[WHAT THE TASK ASKS]:
Quote each record exactly, please, leaving none out.
-- begin --
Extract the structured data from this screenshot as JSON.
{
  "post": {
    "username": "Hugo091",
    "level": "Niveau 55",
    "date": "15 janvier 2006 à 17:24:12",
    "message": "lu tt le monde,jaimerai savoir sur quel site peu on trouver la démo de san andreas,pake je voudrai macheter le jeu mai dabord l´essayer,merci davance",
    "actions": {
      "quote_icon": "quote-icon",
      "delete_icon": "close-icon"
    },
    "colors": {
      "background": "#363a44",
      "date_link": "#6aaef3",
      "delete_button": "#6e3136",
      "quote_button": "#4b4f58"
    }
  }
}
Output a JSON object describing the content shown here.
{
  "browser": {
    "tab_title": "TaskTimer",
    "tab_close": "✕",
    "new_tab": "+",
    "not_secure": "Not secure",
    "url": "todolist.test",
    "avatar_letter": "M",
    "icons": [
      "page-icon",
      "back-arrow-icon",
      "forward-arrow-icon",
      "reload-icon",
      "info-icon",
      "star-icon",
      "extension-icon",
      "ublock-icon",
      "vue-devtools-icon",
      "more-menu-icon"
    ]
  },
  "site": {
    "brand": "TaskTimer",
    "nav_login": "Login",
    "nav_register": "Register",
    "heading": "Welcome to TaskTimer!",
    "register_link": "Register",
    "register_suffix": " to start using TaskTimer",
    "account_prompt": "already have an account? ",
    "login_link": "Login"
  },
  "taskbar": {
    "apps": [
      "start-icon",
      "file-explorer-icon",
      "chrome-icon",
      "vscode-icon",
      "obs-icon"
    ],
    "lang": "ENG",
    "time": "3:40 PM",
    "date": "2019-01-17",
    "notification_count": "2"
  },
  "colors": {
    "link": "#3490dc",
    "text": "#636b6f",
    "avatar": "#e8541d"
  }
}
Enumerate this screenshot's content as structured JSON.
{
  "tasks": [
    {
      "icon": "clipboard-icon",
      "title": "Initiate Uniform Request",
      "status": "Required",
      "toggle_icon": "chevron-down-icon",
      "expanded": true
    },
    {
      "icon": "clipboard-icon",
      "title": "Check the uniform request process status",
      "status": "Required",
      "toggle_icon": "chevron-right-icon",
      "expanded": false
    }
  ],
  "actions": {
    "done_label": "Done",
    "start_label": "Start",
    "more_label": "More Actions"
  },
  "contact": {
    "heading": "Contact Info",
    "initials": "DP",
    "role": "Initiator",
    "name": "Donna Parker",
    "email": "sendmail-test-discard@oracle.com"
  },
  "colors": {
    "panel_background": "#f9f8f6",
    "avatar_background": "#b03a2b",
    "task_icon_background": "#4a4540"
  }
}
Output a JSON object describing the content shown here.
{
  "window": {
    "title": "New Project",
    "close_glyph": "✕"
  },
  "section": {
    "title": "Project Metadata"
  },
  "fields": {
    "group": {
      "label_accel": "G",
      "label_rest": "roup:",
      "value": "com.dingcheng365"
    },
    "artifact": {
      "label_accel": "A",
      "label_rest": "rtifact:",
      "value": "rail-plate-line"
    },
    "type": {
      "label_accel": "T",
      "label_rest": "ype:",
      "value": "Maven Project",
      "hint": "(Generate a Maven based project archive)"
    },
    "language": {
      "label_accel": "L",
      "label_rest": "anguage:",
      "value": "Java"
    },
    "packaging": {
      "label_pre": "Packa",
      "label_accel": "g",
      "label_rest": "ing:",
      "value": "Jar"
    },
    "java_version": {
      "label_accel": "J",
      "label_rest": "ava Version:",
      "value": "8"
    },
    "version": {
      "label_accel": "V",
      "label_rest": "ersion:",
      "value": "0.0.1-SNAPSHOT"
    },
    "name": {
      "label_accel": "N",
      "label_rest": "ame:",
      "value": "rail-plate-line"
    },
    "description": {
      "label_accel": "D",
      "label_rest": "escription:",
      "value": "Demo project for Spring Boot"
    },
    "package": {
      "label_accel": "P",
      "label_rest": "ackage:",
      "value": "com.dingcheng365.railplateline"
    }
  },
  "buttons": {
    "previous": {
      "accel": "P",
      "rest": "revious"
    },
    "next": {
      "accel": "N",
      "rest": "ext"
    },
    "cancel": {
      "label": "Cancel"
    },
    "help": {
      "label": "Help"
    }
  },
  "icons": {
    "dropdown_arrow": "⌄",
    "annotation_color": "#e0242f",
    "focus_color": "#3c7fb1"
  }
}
-- end --
[TASK ANSWER]:
Extract the structured data from this screenshot as JSON.
{
  "post": {
    "username": "Hugo091",
    "level": "Niveau 55",
    "date": "15 janvier 2006 à 17:24:12",
    "message": "lu tt le monde,jaimerai savoir sur quel site peu on trouver la démo de san andreas,pake je voudrai macheter le jeu mai dabord l´essayer,merci davance",
    "actions": {
      "quote_icon": "quote-icon",
      "delete_icon": "close-icon"
    },
    "colors": {
      "background": "#363a44",
      "date_link": "#6aaef3",
      "delete_button": "#6e3136",
      "quote_button": "#4b4f58"
    }
  }
}
Output a JSON object describing the content shown here.
{
  "browser": {
    "tab_title": "TaskTimer",
    "tab_close": "✕",
    "new_tab": "+",
    "not_secure": "Not secure",
    "url": "todolist.test",
    "avatar_letter": "M",
    "icons": [
      "page-icon",
      "back-arrow-icon",
      "forward-arrow-icon",
      "reload-icon",
      "info-icon",
      "star-icon",
      "extension-icon",
      "ublock-icon",
      "vue-devtools-icon",
      "more-menu-icon"
    ]
  },
  "site": {
    "brand": "TaskTimer",
    "nav_login": "Login",
    "nav_register": "Register",
    "heading": "Welcome to TaskTimer!",
    "register_link": "Register",
    "register_suffix": " to start using TaskTimer",
    "account_prompt": "already have an account? ",
    "login_link": "Login"
  },
  "taskbar": {
    "apps": [
      "start-icon",
      "file-explorer-icon",
      "chrome-icon",
      "vscode-icon",
      "obs-icon"
    ],
    "lang": "ENG",
    "time": "3:40 PM",
    "date": "2019-01-17",
    "notification_count": "2"
  },
  "colors": {
    "link": "#3490dc",
    "text": "#636b6f",
    "avatar": "#e8541d"
  }
}
Enumerate this screenshot's content as structured JSON.
{
  "tasks": [
    {
      "icon": "clipboard-icon",
      "title": "Initiate Uniform Request",
      "status": "Required",
      "toggle_icon": "chevron-down-icon",
      "expanded": true
    },
    {
      "icon": "clipboard-icon",
      "title": "Check the uniform request process status",
      "status": "Required",
      "toggle_icon": "chevron-right-icon",
      "expanded": false
    }
  ],
  "actions": {
    "done_label": "Done",
    "start_label": "Start",
    "more_label": "More Actions"
  },
  "contact": {
    "heading": "Contact Info",
    "initials": "DP",
    "role": "Initiator",
    "name": "Donna Parker",
    "email": "sendmail-test-discard@oracle.com"
  },
  "colors": {
    "panel_background": "#f9f8f6",
    "avatar_background": "#b03a2b",
    "task_icon_background": "#4a4540"
  }
}
Output a JSON object describing the content shown here.
{
  "window": {
    "title": "New Project",
    "close_glyph": "✕"
  },
  "section": {
    "title": "Project Metadata"
  },
  "fields": {
    "group": {
      "label_accel": "G",
      "label_rest": "roup:",
      "value": "com.dingcheng365"
    },
    "artifact": {
      "label_accel": "A",
      "label_rest": "rtifact:",
      "value": "rail-plate-line"
    },
    "type": {
      "label_accel": "T",
      "label_rest": "ype:",
      "value": "Maven Project",
      "hint": "(Generate a Maven based project archive)"
    },
    "language": {
      "label_accel": "L",
      "label_rest": "anguage:",
      "value": "Java"
    },
    "packaging": {
      "label_pre": "Packa",
      "label_accel": "g",
      "label_rest": "ing:",
      "value": "Jar"
    },
    "java_version": {
      "label_accel": "J",
      "label_rest": "ava Version:",
      "value": "8"
    },
    "version": {
      "label_accel": "V",
      "label_rest": "ersion:",
      "value": "0.0.1-SNAPSHOT"
    },
    "name": {
      "label_accel": "N",
      "label_rest": "ame:",
      "value": "rail-plate-line"
    },
    "description": {
      "label_accel": "D",
      "label_rest": "escription:",
      "value": "Demo project for Spring Boot"
    },
    "package": {
      "label_accel": "P",
      "label_rest": "ackage:",
      "value": "com.dingcheng365.railplateline"
    }
  },
  "buttons": {
    "previous": {
      "accel": "P",
      "rest": "revious"
    },
    "next": {
      "accel": "N",
      "rest": "ext"
    },
    "cancel": {
      "label": "Cancel"
    },
    "help": {
      "label": "Help"
    }
  },
  "icons": {
    "dropdown_arrow": "⌄",
    "annotation_color": "#e0242f",
    "focus_color": "#3c7fb1"
  }
}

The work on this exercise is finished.